Figure dataset records:
## BEGIN

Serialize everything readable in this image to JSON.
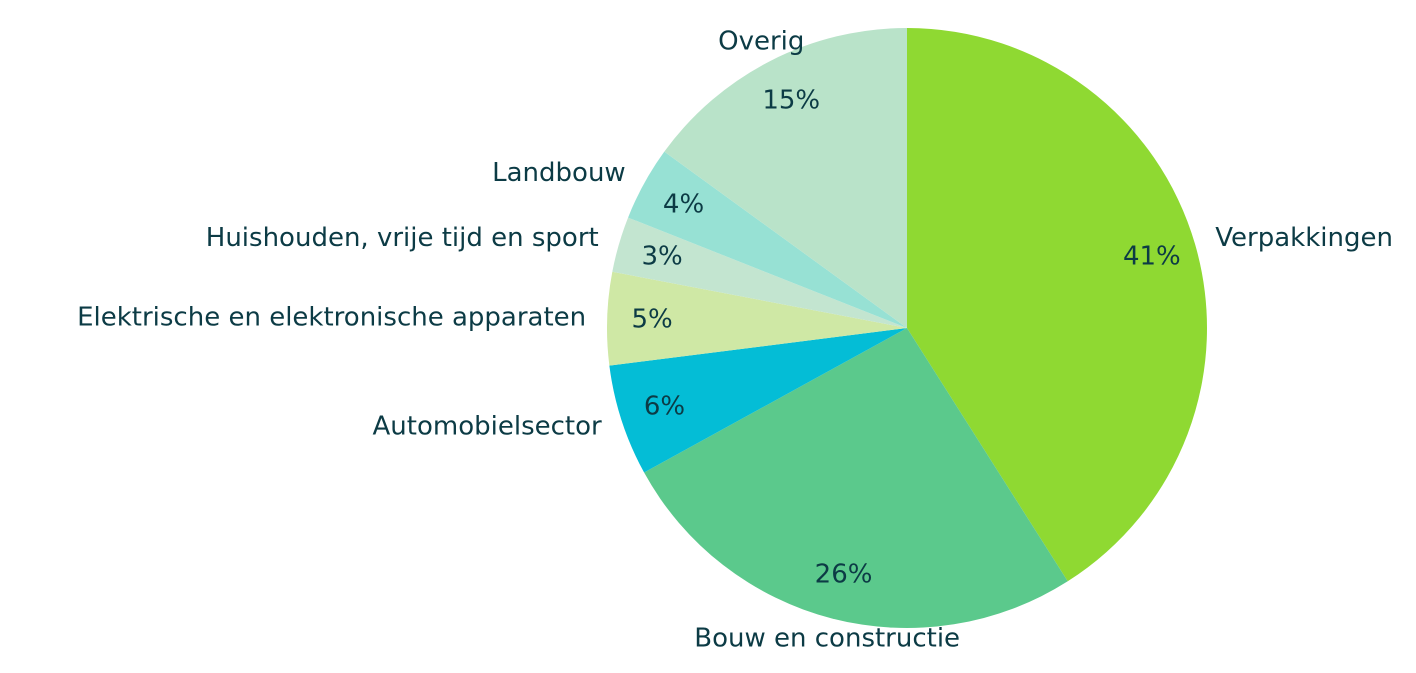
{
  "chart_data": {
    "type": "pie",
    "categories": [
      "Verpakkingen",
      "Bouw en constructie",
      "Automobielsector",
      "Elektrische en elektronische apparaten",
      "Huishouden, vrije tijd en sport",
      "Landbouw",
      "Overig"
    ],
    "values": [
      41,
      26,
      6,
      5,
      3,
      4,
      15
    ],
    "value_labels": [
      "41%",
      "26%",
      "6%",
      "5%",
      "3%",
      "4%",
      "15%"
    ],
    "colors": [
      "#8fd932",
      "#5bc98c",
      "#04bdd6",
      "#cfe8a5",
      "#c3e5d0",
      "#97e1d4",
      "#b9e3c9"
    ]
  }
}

## END
## BEGIN

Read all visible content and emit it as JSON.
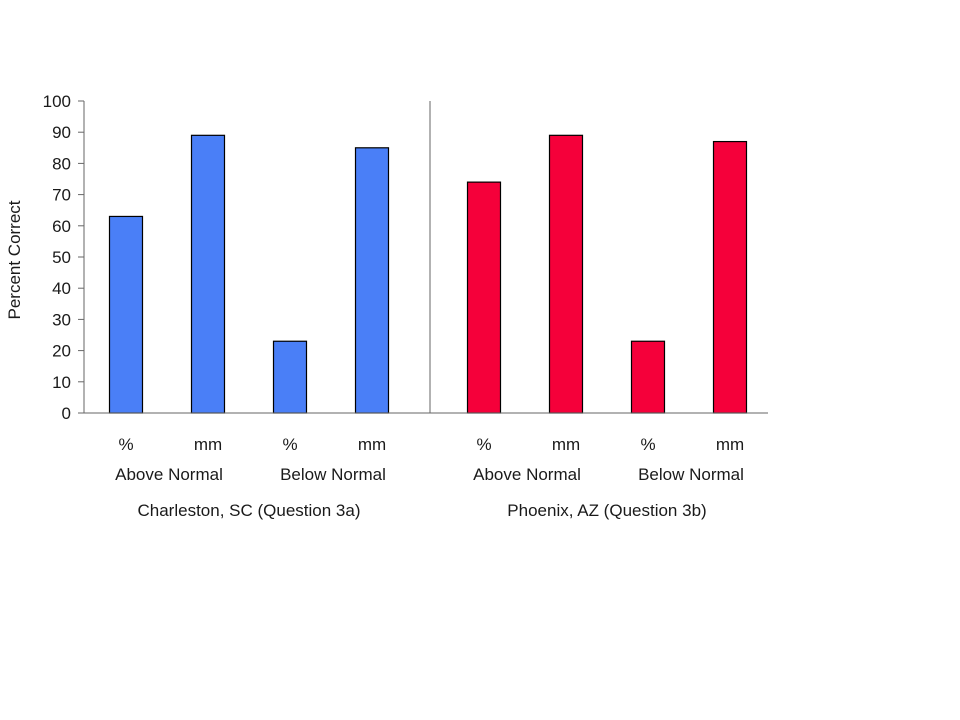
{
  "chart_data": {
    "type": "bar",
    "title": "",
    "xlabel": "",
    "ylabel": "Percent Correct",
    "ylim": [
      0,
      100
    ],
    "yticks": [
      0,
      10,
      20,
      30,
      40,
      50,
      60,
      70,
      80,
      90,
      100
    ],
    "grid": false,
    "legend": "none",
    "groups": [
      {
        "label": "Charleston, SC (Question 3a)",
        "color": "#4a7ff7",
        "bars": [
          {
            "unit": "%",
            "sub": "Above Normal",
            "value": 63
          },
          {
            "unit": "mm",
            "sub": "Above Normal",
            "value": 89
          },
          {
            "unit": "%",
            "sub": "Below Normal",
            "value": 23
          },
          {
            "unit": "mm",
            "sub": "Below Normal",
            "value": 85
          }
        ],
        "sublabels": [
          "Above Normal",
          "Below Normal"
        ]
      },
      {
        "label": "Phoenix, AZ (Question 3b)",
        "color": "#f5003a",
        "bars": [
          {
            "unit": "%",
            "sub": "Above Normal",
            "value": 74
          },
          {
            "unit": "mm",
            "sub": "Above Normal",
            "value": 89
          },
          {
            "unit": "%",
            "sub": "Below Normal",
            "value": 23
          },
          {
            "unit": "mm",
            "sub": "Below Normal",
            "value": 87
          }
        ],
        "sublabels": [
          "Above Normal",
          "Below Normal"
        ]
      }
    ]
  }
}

## END

EXERCISE DETAILS>
Read through the entries and copy each line in which "Question" appears.

RESPONSE BELOW>
        "label": "Charleston, SC (Question 3a)",
        "label": "Phoenix, AZ (Question 3b)",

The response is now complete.